--- Start of DATASET CONTENT ---
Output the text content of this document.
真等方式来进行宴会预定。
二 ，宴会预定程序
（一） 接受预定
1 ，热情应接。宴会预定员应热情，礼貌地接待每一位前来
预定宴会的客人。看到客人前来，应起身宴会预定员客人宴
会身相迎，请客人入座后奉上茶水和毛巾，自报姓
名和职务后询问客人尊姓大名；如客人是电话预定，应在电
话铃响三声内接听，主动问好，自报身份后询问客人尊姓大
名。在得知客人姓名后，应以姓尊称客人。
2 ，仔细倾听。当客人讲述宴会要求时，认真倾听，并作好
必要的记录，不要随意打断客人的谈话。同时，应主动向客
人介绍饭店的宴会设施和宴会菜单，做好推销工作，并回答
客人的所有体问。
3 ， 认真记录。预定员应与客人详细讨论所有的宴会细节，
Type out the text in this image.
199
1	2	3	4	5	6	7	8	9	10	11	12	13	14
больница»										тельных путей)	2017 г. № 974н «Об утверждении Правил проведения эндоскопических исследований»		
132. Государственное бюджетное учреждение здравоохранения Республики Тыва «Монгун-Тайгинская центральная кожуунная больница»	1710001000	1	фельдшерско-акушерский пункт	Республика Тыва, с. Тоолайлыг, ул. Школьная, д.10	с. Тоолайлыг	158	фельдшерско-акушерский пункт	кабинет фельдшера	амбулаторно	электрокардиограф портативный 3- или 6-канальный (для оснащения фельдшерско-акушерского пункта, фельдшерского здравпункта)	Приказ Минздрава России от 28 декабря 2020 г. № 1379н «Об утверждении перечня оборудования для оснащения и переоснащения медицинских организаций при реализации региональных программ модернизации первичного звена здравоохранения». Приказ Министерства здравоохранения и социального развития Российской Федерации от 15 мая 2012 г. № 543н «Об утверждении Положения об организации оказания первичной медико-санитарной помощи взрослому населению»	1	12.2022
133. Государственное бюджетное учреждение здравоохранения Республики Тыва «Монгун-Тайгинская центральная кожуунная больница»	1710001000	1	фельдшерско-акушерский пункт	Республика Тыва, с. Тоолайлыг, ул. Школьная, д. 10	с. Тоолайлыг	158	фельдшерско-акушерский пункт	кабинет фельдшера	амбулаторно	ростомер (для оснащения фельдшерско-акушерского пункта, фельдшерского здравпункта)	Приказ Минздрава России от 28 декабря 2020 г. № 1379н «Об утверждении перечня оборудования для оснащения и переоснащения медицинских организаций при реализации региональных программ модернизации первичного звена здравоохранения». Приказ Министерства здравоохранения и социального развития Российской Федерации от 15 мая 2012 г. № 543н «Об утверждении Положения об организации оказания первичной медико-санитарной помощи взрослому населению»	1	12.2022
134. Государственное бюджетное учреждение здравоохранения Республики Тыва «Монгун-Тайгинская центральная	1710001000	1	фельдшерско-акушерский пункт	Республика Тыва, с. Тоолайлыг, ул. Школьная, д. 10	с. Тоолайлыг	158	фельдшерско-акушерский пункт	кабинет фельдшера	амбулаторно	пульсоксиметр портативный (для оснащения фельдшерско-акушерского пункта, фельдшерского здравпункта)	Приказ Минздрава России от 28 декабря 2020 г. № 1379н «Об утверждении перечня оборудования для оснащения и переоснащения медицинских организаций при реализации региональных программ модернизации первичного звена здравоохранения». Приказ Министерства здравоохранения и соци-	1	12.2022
--- End of DATASET CONTENT ---
▶ TASK STATEMENT
From the records, copy every line that has the string "text" in it.

▶ OUTPUT FOR THIS EXERCISE
Output the text content of this document.
Type out the text in this image.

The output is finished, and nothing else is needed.